Document section Block Start

In this tutorial we’re going to explore the use of pattern synonyms in Haskell, later we’ll give a brief overview to the Stack Builders’ contribution to the `time` Haskell library and finally we’ll review how to use the utilities that were introduced in the contribution.

As Stack Builders one of the core values of our company is contributing to open source (OSS). We believe that we have the power to change people’s lives (or at least make it easier) by pushing the boundaries of the software industry and we’re happy to announce that we were able to contribute to one of Haskell's core libraries, time.

All started with the idea: “What if we bring some utilities that Ruby on Rails (RoR) has to Haskell?”. For instance, “How can one get the range of days that a month has?” or “How can one get a quarter’s boundaries?” were some of the questions that came to our mind. In the following example the RoR code needed to get all days in a month will be shown and then Haskell version to do so:

today =
=> Wed, 01 Nov 2021..Fri, 30 Nov 2021
allMonth :: Day -> [Day]
allMonth day =
    let (y, m , _) = toGregorian day
    in [fromGregorian y m 1 .. fromGregorian y m 31]

and then in ghci this function can be invoked:

> today <- utctDay <$> getCurrentTime
> allMonth today
[2021-11-01 .. 2021-11-30]

As you can see, the Haskell code has to be implemented to then be called, there is not a helper function that performs the same behavior as in RoR. Why the last day of the month is always set to be 31st, if some months have less than 31 days? Could be crossing your mind right now. That’s because fromGregorian clips the values to be correct for each month, but now, what is fromGregorian? Well that’s exactly what this contribution aims, adding some alternative helper functions with clearer names when using the time library.

Document section Block End

## Tasks:
(A) Answer these questions about the Haskell tutorial:
(i) Which Haskell core library did Stack Builders contribute to?
(ii) Which framework's utilities inspired the idea behind the contribution?
(iii) Why can the function allMonth use 31 as the last day even for shorter months?
(B) Continue the Haskell tutorial, starting after its final sentence.

Extracted material Block Start

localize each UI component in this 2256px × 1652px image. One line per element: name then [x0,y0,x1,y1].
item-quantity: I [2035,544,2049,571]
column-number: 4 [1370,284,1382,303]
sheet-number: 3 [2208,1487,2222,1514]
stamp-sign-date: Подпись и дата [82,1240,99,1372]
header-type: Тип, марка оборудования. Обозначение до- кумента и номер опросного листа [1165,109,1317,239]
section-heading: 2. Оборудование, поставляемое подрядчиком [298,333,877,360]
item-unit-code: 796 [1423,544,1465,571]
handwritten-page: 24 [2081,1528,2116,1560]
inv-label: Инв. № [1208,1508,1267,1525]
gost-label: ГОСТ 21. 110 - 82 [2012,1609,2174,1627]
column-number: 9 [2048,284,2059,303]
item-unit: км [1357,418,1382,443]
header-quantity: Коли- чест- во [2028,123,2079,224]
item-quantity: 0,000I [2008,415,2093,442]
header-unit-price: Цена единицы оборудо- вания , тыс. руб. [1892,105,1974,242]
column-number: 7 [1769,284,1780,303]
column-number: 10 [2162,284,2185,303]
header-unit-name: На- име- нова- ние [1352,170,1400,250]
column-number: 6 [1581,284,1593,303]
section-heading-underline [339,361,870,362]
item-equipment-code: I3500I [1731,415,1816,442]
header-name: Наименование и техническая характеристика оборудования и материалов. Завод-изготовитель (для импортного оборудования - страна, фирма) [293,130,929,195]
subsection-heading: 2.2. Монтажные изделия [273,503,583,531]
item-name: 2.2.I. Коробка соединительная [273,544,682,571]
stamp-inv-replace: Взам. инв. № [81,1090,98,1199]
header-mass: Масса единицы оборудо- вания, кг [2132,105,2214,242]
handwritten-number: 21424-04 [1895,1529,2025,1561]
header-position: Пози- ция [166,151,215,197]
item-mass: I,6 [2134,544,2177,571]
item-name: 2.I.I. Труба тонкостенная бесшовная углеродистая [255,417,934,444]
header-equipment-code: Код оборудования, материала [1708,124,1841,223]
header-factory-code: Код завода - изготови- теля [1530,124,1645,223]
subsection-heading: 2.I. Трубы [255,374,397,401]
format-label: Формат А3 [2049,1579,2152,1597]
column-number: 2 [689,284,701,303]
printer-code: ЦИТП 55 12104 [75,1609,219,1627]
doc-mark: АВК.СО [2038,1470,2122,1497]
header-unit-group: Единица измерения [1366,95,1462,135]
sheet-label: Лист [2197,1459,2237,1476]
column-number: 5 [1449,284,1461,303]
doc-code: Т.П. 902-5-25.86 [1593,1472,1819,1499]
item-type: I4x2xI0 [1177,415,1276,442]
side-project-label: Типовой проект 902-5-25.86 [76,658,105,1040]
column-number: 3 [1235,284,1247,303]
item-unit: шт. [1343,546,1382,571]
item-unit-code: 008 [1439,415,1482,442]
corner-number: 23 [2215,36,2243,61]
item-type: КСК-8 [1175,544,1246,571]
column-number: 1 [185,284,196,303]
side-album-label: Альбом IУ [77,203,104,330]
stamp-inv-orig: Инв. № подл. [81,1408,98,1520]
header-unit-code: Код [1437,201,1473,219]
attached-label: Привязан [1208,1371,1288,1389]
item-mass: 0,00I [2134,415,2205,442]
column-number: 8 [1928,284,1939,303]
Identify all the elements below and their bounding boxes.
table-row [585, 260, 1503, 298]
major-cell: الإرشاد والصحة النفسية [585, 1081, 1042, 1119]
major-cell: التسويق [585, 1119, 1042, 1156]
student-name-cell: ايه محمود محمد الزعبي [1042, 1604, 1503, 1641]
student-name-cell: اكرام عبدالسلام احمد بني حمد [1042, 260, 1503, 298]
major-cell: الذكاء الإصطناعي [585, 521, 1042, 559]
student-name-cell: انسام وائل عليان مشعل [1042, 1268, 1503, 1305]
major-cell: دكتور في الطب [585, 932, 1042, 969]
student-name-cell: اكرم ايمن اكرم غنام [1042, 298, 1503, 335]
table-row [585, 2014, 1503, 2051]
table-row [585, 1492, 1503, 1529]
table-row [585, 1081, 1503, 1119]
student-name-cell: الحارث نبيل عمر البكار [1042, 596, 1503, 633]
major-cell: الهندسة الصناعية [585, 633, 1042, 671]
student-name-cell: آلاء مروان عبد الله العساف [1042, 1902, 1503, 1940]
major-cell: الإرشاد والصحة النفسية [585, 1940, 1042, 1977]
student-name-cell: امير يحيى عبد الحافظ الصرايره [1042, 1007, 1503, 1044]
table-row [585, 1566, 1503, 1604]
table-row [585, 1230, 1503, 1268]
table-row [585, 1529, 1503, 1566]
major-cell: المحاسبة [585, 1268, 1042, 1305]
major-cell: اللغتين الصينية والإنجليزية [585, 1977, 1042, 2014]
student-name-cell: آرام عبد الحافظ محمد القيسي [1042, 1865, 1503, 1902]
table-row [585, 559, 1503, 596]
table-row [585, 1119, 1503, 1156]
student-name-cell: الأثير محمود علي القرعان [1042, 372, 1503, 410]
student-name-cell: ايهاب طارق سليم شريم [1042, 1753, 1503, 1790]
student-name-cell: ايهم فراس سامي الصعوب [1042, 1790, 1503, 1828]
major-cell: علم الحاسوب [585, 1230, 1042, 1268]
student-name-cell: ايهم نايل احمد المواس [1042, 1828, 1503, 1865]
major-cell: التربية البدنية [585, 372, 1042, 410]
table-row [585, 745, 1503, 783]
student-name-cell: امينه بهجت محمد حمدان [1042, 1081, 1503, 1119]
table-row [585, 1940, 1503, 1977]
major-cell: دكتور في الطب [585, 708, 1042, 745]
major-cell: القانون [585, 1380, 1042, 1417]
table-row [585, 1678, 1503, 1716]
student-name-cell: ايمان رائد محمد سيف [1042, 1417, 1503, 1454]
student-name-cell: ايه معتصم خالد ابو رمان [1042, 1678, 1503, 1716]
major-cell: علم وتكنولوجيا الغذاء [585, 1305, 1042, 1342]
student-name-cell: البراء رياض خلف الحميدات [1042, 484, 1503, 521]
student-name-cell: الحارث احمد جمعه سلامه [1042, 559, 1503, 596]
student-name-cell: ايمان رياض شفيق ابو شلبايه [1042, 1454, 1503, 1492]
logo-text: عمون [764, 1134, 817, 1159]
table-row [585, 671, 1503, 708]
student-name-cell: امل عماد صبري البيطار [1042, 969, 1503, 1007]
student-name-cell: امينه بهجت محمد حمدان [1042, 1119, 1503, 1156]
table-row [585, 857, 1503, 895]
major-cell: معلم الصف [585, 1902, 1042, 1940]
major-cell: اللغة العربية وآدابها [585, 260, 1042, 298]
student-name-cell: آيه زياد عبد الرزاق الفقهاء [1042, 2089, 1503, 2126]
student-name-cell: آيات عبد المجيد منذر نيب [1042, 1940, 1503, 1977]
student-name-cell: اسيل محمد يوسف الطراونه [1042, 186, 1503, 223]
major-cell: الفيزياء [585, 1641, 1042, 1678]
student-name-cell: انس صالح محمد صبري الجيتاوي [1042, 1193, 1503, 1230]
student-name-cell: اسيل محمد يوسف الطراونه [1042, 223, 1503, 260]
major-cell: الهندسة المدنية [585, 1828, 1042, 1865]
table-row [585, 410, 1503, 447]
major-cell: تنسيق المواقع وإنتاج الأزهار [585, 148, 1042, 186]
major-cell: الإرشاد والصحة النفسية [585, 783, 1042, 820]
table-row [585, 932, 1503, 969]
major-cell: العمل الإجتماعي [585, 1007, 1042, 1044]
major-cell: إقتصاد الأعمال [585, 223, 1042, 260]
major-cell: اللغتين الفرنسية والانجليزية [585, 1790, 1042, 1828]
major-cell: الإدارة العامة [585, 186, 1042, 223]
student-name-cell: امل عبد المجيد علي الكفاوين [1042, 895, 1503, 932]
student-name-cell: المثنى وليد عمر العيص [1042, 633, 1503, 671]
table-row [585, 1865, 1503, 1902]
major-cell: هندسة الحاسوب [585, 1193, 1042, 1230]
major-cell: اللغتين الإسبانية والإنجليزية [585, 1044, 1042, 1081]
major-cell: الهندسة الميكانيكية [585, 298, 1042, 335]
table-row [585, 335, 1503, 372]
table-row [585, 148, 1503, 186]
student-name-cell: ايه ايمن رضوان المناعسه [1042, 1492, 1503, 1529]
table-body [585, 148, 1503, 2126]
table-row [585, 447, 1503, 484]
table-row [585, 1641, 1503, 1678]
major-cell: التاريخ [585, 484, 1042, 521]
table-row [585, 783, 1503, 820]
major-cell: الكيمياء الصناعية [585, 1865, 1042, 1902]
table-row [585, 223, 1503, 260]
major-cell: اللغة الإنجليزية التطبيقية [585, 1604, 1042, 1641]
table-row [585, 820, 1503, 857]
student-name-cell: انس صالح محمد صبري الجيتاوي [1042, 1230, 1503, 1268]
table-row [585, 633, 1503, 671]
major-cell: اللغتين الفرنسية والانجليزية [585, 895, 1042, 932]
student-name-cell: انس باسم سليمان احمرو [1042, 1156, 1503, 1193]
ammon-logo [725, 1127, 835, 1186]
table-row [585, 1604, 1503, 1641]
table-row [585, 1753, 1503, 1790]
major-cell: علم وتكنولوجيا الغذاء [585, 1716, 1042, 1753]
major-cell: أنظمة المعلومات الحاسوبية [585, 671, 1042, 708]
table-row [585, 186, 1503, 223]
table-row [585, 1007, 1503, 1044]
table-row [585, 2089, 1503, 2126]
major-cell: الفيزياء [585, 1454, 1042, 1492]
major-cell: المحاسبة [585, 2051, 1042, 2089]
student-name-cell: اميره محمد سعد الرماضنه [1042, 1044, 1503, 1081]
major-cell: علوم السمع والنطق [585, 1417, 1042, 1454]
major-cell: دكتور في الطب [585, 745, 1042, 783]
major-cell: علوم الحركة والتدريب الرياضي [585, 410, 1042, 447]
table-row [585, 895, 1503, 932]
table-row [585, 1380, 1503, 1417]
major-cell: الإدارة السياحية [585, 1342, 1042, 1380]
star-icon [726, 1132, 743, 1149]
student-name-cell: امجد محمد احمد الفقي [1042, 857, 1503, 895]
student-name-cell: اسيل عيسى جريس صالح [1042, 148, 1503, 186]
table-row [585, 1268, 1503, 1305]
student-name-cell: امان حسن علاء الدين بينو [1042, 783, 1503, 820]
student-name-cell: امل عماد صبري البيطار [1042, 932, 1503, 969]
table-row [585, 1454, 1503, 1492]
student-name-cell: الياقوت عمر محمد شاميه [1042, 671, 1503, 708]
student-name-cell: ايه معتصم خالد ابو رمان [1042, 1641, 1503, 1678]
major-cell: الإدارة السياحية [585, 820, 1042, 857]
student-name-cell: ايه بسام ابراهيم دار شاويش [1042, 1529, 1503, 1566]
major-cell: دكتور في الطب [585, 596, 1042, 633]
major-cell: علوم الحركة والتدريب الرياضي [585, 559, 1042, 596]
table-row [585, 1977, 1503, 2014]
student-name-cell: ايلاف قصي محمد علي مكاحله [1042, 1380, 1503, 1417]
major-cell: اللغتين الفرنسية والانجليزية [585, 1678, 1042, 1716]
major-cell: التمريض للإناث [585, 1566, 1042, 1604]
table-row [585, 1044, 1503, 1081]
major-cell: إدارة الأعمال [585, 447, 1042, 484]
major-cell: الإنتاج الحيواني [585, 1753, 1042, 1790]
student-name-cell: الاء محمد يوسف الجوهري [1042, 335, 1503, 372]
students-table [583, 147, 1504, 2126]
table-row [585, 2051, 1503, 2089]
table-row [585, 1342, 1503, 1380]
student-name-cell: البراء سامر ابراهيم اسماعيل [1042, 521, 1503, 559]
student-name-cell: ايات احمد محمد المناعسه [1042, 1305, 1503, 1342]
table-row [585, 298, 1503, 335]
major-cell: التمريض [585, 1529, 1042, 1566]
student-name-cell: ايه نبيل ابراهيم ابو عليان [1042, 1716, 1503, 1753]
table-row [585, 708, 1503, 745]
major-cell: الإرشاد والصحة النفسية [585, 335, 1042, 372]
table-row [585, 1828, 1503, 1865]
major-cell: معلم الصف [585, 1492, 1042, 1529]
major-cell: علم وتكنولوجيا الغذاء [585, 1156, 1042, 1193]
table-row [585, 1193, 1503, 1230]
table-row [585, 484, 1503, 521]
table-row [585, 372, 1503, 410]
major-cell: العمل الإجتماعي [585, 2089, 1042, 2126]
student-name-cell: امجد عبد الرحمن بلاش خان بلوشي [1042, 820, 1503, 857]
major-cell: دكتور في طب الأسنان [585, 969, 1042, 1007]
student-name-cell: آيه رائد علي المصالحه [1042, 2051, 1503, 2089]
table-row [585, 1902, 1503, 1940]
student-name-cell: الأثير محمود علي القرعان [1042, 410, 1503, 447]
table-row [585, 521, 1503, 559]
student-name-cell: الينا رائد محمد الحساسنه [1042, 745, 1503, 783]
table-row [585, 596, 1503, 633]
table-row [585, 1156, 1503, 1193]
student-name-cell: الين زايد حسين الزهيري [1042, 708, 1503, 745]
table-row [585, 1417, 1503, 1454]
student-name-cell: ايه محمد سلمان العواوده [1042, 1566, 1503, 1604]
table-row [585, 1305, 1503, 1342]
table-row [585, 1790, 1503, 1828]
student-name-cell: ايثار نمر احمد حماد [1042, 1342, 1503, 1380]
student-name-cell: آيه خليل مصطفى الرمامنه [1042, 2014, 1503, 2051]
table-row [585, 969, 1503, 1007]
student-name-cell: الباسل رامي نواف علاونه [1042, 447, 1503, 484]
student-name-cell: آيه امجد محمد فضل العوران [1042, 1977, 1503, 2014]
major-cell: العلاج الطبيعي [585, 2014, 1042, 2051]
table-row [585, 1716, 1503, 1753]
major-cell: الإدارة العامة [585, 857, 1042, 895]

Extracted material Block End

## Written responses:
(A)
(i) The time library.
(ii) Ruby on Rails (RoR).
(iii) Because fromGregorian clips the values to be correct for each month.

(B)
As Uncle bob mentioned:

"Indeed, the ratio of time spent reading versus writing is well over 10 to 1. We are constantly reading old code as part of the effort to write new code. ...Therefore, making it easy to read makes it easier to write.”

So this was the motivation, to make something similar to the utilities that RoR has and to ease Haskell developers' lives.

So first of all, an issue on GitHub was opened. Quick parenthesis here, when you want to work on OSS it's recommended to start by opening an issue in the repo and discuss/brainstorm your ideas with the maintainers, sometimes there are some good reasons why the feature you’re proposing have not been yet implemented and if you open a PR directly it could rejected, so save yourself a disappointment and open an issue first. Back to the issue, the time's library maintainer proposed to implement these helper functions using pattern synonyms, so let's start with a quick introduction to some basics about this Haskell feature that, actually, it has been around for some years now.

A little about pattern synonyms

First of a little caveat, this guide is not meant to explain pattern synonyms in depth, instead it’s meant to be a practical introduction to this concept.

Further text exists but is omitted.